## [Provided records]
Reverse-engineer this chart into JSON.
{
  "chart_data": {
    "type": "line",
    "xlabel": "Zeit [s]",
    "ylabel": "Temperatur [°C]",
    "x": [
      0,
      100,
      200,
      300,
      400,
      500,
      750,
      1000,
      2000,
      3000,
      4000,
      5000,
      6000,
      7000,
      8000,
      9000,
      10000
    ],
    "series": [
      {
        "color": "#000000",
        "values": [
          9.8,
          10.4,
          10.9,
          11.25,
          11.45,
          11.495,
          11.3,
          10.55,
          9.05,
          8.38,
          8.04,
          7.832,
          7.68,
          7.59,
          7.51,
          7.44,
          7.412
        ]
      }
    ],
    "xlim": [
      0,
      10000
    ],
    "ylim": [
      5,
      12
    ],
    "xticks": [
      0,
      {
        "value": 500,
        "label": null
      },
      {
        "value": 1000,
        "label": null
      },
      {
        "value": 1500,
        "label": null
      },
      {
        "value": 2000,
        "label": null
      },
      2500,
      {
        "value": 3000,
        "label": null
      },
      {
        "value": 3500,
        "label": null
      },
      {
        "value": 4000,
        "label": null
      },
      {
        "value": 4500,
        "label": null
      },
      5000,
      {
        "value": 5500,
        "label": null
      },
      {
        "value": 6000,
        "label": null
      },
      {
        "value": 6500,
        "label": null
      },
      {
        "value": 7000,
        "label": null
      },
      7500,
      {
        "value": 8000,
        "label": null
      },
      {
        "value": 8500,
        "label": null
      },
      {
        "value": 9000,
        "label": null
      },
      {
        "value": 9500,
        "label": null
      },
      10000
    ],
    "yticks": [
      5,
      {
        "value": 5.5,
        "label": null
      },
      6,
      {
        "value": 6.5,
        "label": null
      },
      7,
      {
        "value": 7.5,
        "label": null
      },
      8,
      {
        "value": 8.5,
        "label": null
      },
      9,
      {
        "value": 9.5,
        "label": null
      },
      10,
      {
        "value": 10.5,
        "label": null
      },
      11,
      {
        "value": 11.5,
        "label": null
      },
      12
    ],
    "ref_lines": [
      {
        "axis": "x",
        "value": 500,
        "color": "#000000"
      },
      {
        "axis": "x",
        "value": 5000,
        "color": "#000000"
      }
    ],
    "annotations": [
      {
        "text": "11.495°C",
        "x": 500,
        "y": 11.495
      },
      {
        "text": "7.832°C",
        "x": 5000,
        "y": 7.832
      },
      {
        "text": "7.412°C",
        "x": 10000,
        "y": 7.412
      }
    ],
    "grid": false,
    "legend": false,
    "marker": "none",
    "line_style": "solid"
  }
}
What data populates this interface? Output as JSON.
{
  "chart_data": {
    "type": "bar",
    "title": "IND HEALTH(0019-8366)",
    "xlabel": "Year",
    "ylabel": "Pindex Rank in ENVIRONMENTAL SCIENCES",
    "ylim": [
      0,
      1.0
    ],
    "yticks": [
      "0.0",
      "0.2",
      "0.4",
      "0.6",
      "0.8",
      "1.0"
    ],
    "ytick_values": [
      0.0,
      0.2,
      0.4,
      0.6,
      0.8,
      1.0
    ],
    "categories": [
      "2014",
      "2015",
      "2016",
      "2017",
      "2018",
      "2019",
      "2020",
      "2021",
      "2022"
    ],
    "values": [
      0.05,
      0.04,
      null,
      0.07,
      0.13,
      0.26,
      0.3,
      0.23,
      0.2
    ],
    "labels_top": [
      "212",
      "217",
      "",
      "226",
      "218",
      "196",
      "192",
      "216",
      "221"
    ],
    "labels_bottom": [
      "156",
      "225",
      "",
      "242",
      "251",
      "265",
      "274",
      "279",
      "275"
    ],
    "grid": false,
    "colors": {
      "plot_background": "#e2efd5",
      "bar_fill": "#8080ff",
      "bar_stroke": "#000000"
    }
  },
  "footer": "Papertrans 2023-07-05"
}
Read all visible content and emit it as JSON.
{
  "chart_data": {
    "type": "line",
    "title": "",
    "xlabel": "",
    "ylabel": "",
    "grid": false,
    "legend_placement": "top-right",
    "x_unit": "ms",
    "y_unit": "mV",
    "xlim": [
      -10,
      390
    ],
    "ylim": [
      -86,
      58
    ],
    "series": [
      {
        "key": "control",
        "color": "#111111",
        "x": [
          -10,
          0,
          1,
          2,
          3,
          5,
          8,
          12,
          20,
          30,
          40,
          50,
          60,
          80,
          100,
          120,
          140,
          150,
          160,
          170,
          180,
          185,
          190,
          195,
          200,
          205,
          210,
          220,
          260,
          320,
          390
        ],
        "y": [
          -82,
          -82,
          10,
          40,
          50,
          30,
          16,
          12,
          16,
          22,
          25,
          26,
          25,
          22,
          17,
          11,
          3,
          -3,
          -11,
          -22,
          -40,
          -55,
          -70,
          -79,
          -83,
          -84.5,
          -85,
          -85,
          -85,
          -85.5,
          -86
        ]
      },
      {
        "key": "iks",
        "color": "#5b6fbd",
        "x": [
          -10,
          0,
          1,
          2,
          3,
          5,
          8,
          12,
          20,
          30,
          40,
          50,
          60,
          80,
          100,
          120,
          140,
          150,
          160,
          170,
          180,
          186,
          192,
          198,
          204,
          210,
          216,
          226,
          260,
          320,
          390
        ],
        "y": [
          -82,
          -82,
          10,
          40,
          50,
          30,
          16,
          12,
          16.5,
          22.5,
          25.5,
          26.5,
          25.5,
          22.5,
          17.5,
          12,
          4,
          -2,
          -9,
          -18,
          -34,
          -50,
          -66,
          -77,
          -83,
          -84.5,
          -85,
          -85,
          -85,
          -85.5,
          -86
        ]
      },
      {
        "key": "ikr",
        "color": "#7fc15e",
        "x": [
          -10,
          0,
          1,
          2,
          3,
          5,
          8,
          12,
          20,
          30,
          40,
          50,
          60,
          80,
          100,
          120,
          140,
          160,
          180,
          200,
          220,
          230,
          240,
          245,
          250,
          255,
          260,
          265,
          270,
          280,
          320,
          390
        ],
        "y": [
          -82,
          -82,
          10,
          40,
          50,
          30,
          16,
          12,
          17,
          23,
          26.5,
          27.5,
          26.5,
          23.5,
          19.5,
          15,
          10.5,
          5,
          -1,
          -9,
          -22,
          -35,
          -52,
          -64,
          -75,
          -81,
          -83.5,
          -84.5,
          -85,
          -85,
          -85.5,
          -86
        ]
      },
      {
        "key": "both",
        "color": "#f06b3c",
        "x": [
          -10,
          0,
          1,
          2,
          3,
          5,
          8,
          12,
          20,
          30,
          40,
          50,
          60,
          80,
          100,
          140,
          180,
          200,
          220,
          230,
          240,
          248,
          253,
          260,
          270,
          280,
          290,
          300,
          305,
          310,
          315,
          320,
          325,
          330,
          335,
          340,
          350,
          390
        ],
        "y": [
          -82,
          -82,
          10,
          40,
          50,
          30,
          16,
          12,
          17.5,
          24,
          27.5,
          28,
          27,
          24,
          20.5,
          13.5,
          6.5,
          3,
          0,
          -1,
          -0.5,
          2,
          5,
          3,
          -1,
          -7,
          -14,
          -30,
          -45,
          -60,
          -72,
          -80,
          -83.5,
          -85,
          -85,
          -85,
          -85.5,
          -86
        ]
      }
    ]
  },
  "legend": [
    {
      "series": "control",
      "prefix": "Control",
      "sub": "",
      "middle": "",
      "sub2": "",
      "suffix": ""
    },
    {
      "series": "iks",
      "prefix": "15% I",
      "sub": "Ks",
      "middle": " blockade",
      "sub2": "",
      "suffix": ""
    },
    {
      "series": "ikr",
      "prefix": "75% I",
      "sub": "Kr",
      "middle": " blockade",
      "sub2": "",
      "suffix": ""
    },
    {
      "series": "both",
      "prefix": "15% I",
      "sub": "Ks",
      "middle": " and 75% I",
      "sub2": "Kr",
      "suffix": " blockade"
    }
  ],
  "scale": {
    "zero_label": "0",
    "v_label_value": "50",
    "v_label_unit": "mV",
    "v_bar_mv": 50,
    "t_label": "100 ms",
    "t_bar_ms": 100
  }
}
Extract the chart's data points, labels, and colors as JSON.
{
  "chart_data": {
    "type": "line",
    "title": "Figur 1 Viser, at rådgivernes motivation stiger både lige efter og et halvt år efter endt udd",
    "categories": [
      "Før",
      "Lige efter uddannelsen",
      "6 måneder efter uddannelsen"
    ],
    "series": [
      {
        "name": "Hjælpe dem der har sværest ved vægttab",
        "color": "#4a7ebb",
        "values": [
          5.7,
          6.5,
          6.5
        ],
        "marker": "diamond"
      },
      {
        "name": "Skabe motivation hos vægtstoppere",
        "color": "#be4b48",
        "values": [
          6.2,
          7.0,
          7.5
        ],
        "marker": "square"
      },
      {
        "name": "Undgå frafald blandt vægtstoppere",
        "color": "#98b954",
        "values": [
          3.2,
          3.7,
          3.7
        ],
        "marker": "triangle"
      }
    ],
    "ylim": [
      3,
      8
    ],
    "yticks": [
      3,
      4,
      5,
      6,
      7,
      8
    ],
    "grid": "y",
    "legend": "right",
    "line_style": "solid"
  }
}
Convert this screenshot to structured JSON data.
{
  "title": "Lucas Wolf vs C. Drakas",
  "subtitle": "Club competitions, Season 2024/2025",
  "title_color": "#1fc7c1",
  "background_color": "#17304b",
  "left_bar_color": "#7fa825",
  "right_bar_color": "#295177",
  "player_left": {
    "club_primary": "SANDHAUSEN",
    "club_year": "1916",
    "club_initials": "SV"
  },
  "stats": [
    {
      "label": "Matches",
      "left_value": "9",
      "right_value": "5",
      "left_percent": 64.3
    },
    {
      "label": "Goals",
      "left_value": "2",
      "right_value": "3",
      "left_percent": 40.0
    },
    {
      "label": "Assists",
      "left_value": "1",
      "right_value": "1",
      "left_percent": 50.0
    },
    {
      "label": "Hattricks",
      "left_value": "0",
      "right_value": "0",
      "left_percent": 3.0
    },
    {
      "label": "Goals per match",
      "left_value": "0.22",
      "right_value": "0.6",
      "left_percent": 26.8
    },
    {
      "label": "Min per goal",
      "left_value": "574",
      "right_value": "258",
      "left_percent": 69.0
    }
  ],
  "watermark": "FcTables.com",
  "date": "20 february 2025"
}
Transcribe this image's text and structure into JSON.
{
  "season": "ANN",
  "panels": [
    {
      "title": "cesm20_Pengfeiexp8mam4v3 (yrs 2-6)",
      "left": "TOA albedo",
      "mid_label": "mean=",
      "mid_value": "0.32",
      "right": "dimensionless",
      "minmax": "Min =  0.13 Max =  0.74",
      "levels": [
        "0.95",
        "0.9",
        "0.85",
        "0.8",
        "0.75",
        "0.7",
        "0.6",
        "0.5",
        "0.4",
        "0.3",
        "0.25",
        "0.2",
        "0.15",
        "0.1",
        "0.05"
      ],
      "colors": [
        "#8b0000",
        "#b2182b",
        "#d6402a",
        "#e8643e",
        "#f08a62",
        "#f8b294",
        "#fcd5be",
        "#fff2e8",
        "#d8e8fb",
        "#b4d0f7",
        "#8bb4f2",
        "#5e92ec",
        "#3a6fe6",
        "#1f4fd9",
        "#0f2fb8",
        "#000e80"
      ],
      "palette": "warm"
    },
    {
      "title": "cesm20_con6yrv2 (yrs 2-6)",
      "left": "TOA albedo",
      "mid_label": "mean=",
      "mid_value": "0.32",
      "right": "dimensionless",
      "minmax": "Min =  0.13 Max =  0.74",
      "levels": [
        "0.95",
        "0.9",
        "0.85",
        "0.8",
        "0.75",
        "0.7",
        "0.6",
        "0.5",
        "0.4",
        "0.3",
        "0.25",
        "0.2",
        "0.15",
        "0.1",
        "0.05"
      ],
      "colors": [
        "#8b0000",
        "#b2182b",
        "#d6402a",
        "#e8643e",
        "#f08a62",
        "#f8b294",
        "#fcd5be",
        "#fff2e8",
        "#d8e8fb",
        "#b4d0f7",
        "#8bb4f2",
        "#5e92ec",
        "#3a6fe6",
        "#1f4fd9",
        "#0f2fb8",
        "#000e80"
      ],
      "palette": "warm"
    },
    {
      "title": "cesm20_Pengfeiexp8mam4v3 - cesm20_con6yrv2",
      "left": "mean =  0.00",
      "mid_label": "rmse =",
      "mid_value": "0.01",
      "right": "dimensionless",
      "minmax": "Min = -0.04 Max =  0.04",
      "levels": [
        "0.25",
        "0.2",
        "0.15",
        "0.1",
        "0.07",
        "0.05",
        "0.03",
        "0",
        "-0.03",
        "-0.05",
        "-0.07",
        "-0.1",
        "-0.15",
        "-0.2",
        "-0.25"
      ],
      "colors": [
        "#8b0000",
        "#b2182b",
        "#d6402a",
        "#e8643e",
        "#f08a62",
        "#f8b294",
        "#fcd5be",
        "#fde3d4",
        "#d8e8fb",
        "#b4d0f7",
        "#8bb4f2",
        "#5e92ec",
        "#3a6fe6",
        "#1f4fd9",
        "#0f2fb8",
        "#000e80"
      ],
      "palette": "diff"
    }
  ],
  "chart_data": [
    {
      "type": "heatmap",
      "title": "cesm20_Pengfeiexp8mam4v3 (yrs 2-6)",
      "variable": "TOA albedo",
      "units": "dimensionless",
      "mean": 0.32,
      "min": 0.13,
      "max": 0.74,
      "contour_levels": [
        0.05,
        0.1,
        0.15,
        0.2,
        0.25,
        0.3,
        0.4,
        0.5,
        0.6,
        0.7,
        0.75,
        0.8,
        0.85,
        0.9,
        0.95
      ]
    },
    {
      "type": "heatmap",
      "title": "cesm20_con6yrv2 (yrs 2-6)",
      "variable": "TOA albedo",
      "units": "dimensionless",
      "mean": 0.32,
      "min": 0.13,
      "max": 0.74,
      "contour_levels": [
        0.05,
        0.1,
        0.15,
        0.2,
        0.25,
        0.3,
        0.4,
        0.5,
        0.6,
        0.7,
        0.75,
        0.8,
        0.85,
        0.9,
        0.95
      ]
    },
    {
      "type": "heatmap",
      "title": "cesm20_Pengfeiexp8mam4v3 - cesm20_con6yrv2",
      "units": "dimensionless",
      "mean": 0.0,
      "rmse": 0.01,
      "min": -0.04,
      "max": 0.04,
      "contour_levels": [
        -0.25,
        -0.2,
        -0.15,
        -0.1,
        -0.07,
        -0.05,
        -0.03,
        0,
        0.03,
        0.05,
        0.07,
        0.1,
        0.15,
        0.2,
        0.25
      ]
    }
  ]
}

## [Direction]
Using the records above, gather all lines where the string "marker" is present.

## [Worked solution]
    "marker": "none",
        "marker": "diamond"
        "marker": "square"
        "marker": "triangle"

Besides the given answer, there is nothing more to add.